THE EXERCISE. Could you transcribe the material below exactly, without leaving out a single line?

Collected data
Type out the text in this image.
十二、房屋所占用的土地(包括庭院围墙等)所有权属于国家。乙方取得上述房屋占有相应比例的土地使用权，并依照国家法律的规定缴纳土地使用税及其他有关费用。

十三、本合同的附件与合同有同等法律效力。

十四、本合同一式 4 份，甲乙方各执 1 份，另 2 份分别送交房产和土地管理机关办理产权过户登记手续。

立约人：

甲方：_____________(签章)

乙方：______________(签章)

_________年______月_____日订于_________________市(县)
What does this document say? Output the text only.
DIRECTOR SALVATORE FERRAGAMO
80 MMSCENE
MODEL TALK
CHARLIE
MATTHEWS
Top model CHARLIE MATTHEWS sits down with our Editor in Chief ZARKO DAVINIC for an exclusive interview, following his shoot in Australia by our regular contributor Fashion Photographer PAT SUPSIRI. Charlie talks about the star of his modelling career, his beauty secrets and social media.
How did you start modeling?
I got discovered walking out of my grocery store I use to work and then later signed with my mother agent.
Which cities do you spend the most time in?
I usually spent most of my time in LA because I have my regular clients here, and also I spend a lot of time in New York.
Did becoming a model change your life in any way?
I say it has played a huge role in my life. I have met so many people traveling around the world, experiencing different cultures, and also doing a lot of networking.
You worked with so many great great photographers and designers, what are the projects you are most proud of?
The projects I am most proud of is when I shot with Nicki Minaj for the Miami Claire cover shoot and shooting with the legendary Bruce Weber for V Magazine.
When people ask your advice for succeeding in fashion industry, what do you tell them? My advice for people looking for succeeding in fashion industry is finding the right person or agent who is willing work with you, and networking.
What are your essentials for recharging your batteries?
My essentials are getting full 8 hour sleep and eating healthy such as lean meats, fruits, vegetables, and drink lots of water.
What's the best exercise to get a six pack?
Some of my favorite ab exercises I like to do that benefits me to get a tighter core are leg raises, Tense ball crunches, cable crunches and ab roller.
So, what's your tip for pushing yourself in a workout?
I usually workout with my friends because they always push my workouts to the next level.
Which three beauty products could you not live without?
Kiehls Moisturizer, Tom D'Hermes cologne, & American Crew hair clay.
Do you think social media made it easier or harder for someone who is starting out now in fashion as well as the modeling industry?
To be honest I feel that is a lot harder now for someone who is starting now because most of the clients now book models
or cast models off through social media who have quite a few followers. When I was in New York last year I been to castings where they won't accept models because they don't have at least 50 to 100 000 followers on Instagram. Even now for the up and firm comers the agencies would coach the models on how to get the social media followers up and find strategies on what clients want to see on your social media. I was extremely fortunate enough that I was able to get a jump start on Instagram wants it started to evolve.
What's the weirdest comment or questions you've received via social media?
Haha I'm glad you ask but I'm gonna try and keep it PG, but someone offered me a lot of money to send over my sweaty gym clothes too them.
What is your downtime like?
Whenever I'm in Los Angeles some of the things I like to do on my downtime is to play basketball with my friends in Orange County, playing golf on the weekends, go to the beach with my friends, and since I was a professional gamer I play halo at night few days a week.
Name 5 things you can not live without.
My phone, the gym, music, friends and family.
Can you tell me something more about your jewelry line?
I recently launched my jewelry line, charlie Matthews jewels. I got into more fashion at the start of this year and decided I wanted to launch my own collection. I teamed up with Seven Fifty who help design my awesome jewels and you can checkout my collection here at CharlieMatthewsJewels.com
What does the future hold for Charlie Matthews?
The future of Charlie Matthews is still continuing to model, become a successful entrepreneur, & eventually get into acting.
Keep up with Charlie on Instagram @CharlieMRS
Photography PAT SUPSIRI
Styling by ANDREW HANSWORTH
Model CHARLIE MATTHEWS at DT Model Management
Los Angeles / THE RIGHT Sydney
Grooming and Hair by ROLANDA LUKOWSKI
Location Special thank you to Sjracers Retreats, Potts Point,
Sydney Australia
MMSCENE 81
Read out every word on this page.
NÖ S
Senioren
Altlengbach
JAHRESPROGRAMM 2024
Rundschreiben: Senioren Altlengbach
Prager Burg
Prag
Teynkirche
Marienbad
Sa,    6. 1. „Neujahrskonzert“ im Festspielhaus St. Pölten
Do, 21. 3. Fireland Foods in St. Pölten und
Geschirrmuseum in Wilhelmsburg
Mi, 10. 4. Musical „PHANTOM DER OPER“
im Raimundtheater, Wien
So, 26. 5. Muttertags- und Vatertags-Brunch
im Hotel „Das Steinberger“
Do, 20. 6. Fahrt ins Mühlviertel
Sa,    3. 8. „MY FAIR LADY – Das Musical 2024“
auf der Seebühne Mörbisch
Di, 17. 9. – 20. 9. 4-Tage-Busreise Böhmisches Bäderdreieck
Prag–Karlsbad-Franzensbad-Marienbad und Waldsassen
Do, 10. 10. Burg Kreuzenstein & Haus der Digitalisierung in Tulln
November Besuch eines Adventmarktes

FINISHED EXERCISE.
Type out the text in this image.
十二、房屋所占用的土地(包括庭院围墙等)所有权属于国家。乙方取得上述房屋占有相应比例的土地使用权，并依照国家法律的规定缴纳土地使用税及其他有关费用。

十三、本合同的附件与合同有同等法律效力。

十四、本合同一式 4 份，甲乙方各执 1 份，另 2 份分别送交房产和土地管理机关办理产权过户登记手续。

立约人：

甲方：_____________(签章)

乙方：______________(签章)

_________年______月_____日订于_________________市(县)
What does this document say? Output the text only.
DIRECTOR SALVATORE FERRAGAMO
80 MMSCENE
MODEL TALK
CHARLIE
MATTHEWS
Top model CHARLIE MATTHEWS sits down with our Editor in Chief ZARKO DAVINIC for an exclusive interview, following his shoot in Australia by our regular contributor Fashion Photographer PAT SUPSIRI. Charlie talks about the star of his modelling career, his beauty secrets and social media.
How did you start modeling?
I got discovered walking out of my grocery store I use to work and then later signed with my mother agent.
Which cities do you spend the most time in?
I usually spent most of my time in LA because I have my regular clients here, and also I spend a lot of time in New York.
Did becoming a model change your life in any way?
I say it has played a huge role in my life. I have met so many people traveling around the world, experiencing different cultures, and also doing a lot of networking.
You worked with so many great great photographers and designers, what are the projects you are most proud of?
The projects I am most proud of is when I shot with Nicki Minaj for the Miami Claire cover shoot and shooting with the legendary Bruce Weber for V Magazine.
When people ask your advice for succeeding in fashion industry, what do you tell them? My advice for people looking for succeeding in fashion industry is finding the right person or agent who is willing work with you, and networking.
What are your essentials for recharging your batteries?
My essentials are getting full 8 hour sleep and eating healthy such as lean meats, fruits, vegetables, and drink lots of water.
What's the best exercise to get a six pack?
Some of my favorite ab exercises I like to do that benefits me to get a tighter core are leg raises, Tense ball crunches, cable crunches and ab roller.
So, what's your tip for pushing yourself in a workout?
I usually workout with my friends because they always push my workouts to the next level.
Which three beauty products could you not live without?
Kiehls Moisturizer, Tom D'Hermes cologne, & American Crew hair clay.
Do you think social media made it easier or harder for someone who is starting out now in fashion as well as the modeling industry?
To be honest I feel that is a lot harder now for someone who is starting now because most of the clients now book models
or cast models off through social media who have quite a few followers. When I was in New York last year I been to castings where they won't accept models because they don't have at least 50 to 100 000 followers on Instagram. Even now for the up and firm comers the agencies would coach the models on how to get the social media followers up and find strategies on what clients want to see on your social media. I was extremely fortunate enough that I was able to get a jump start on Instagram wants it started to evolve.
What's the weirdest comment or questions you've received via social media?
Haha I'm glad you ask but I'm gonna try and keep it PG, but someone offered me a lot of money to send over my sweaty gym clothes too them.
What is your downtime like?
Whenever I'm in Los Angeles some of the things I like to do on my downtime is to play basketball with my friends in Orange County, playing golf on the weekends, go to the beach with my friends, and since I was a professional gamer I play halo at night few days a week.
Name 5 things you can not live without.
My phone, the gym, music, friends and family.
Can you tell me something more about your jewelry line?
I recently launched my jewelry line, charlie Matthews jewels. I got into more fashion at the start of this year and decided I wanted to launch my own collection. I teamed up with Seven Fifty who help design my awesome jewels and you can checkout my collection here at CharlieMatthewsJewels.com
What does the future hold for Charlie Matthews?
The future of Charlie Matthews is still continuing to model, become a successful entrepreneur, & eventually get into acting.
Keep up with Charlie on Instagram @CharlieMRS
Photography PAT SUPSIRI
Styling by ANDREW HANSWORTH
Model CHARLIE MATTHEWS at DT Model Management
Los Angeles / THE RIGHT Sydney
Grooming and Hair by ROLANDA LUKOWSKI
Location Special thank you to Sjracers Retreats, Potts Point,
Sydney Australia
MMSCENE 81
Read out every word on this page.
NÖ S
Senioren
Altlengbach
JAHRESPROGRAMM 2024
Rundschreiben: Senioren Altlengbach
Prager Burg
Prag
Teynkirche
Marienbad
Sa,    6. 1. „Neujahrskonzert“ im Festspielhaus St. Pölten
Do, 21. 3. Fireland Foods in St. Pölten und
Geschirrmuseum in Wilhelmsburg
Mi, 10. 4. Musical „PHANTOM DER OPER“
im Raimundtheater, Wien
So, 26. 5. Muttertags- und Vatertags-Brunch
im Hotel „Das Steinberger“
Do, 20. 6. Fahrt ins Mühlviertel
Sa,    3. 8. „MY FAIR LADY – Das Musical 2024“
auf der Seebühne Mörbisch
Di, 17. 9. – 20. 9. 4-Tage-Busreise Böhmisches Bäderdreieck
Prag–Karlsbad-Franzensbad-Marienbad und Waldsassen
Do, 10. 10. Burg Kreuzenstein & Haus der Digitalisierung in Tulln
November Besuch eines Adventmarktes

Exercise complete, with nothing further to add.